- _PROBLEM STATEMENT_: Lift out all lines below that contain "Slope".
*** TASK INPUTS ***
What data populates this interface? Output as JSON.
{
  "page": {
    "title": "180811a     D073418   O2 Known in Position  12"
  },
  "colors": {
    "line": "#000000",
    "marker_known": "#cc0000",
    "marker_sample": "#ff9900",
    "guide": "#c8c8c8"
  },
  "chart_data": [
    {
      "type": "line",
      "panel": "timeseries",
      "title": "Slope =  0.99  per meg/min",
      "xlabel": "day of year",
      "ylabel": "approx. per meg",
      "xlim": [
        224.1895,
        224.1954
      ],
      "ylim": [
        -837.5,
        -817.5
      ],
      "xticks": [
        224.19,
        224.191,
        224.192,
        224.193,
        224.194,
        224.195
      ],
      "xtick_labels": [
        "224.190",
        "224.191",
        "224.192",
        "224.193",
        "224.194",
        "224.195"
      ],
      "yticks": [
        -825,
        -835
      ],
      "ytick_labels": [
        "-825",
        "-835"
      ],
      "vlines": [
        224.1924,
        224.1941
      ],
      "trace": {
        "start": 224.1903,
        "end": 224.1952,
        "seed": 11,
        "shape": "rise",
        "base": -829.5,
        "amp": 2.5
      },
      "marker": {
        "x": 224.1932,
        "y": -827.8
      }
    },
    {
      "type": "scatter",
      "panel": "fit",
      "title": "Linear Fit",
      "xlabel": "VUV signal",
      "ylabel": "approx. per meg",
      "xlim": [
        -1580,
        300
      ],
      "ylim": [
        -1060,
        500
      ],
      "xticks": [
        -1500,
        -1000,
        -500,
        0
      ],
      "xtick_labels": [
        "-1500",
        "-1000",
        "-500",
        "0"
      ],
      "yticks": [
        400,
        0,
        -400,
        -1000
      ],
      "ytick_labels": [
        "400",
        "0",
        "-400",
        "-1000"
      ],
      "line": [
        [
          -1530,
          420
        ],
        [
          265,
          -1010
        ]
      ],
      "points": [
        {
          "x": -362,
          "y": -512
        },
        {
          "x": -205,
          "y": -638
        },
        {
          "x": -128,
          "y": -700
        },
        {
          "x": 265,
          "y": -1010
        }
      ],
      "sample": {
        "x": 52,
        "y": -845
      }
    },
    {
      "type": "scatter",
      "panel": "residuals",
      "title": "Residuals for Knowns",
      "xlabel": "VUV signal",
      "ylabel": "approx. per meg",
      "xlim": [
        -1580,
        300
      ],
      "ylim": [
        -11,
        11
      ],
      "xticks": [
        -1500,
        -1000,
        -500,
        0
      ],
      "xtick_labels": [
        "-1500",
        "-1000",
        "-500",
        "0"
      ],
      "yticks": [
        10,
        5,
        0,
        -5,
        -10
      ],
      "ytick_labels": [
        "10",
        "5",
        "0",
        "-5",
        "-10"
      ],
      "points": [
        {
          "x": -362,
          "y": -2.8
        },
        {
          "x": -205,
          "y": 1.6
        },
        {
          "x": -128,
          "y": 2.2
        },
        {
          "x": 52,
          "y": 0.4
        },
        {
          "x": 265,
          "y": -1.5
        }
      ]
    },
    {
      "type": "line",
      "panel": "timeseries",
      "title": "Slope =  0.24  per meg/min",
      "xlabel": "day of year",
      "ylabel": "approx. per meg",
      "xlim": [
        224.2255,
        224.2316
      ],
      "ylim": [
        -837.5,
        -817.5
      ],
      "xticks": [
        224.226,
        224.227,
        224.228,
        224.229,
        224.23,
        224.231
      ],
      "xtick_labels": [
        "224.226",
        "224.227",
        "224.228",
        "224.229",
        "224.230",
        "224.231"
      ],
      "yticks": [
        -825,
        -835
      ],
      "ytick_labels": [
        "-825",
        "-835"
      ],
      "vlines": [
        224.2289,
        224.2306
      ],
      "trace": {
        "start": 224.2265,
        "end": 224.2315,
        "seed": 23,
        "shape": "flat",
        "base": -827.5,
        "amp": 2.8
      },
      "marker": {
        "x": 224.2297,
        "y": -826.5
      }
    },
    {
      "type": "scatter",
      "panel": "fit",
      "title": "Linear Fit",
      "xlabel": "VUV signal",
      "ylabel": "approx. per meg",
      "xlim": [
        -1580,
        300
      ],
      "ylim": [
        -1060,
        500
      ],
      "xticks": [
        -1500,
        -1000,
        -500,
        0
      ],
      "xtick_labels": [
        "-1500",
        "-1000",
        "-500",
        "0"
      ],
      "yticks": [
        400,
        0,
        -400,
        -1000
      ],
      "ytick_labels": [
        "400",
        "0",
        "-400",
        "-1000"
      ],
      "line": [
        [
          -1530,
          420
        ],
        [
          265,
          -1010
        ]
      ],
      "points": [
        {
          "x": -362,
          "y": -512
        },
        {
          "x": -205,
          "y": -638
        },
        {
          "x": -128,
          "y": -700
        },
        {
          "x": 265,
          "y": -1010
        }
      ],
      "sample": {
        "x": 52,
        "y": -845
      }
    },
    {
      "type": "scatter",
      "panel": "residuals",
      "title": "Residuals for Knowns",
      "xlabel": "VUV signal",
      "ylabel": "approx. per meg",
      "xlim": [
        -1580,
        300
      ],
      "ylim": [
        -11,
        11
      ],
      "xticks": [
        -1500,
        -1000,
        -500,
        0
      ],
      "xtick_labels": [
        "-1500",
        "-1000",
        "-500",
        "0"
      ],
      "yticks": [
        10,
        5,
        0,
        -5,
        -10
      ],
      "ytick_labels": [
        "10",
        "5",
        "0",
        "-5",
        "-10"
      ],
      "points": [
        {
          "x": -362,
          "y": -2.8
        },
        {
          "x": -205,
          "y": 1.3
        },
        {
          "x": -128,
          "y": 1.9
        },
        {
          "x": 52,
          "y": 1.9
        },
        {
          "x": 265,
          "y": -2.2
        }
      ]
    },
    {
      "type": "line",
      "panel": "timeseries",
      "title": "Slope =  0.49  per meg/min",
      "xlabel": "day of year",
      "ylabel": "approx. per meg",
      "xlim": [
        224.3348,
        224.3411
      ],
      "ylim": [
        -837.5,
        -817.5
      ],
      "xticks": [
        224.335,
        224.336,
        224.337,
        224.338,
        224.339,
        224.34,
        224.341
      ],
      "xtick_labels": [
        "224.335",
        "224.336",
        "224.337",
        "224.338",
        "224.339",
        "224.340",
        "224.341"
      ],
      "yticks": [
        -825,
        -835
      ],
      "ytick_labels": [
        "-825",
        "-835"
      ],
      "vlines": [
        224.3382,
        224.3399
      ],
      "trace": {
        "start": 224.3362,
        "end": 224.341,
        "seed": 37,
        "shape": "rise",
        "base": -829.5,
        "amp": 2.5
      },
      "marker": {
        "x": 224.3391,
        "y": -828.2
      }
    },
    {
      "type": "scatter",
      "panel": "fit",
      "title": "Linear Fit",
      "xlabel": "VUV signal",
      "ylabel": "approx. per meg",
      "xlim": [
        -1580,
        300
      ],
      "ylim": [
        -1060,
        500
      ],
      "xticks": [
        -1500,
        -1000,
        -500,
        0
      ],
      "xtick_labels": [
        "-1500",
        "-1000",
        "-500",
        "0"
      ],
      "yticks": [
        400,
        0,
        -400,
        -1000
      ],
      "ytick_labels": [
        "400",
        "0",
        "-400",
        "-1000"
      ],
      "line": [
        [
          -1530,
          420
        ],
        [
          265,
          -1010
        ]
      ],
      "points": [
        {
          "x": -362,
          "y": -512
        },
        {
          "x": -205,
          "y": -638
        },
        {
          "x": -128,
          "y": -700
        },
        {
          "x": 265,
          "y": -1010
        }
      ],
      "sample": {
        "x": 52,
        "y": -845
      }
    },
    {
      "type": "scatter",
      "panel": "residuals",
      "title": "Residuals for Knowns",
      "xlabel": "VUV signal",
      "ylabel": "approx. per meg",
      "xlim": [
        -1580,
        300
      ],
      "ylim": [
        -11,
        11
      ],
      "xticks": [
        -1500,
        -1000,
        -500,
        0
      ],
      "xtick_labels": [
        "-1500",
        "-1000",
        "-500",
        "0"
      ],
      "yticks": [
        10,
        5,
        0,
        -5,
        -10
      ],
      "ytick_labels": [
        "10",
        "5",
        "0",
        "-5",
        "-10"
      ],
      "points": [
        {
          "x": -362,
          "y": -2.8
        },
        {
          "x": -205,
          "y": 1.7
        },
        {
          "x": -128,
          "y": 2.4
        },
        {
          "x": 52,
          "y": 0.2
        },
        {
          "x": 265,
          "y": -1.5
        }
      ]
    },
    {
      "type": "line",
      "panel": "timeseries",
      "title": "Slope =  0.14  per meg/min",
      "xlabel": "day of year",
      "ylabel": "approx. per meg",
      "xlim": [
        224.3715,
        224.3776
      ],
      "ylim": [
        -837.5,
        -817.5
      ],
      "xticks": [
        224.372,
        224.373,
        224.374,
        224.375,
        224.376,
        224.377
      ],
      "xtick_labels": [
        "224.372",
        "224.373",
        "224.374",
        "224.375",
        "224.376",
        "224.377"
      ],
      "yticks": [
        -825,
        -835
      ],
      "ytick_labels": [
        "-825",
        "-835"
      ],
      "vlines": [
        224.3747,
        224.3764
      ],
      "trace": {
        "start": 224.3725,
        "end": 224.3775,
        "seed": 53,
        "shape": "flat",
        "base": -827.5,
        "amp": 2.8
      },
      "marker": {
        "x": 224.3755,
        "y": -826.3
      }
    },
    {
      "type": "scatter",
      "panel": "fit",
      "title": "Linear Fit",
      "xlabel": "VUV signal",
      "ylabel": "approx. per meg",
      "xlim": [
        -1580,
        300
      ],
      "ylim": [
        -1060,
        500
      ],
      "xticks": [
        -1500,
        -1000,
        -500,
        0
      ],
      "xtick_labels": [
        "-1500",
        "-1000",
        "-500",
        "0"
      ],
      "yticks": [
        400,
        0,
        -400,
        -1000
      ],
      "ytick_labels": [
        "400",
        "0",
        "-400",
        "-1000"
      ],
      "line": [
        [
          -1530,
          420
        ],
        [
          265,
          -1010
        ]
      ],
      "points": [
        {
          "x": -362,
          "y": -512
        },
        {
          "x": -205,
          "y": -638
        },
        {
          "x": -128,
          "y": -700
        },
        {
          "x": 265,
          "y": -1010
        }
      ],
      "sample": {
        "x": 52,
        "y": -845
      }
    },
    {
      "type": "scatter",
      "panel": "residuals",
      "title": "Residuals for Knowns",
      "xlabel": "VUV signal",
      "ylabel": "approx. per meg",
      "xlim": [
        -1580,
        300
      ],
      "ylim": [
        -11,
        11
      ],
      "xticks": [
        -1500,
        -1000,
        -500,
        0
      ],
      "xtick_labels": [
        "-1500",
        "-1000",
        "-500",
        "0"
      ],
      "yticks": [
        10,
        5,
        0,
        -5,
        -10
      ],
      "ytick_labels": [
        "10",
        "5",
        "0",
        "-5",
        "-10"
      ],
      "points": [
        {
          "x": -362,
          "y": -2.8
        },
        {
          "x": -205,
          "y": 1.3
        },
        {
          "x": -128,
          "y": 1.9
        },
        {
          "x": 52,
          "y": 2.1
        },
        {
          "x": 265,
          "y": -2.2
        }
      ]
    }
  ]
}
***
- _TASK OUTPUT_:
      "title": "Slope =  0.99  per meg/min",
      "title": "Slope =  0.24  per meg/min",
      "title": "Slope =  0.49  per meg/min",
      "title": "Slope =  0.14  per meg/min",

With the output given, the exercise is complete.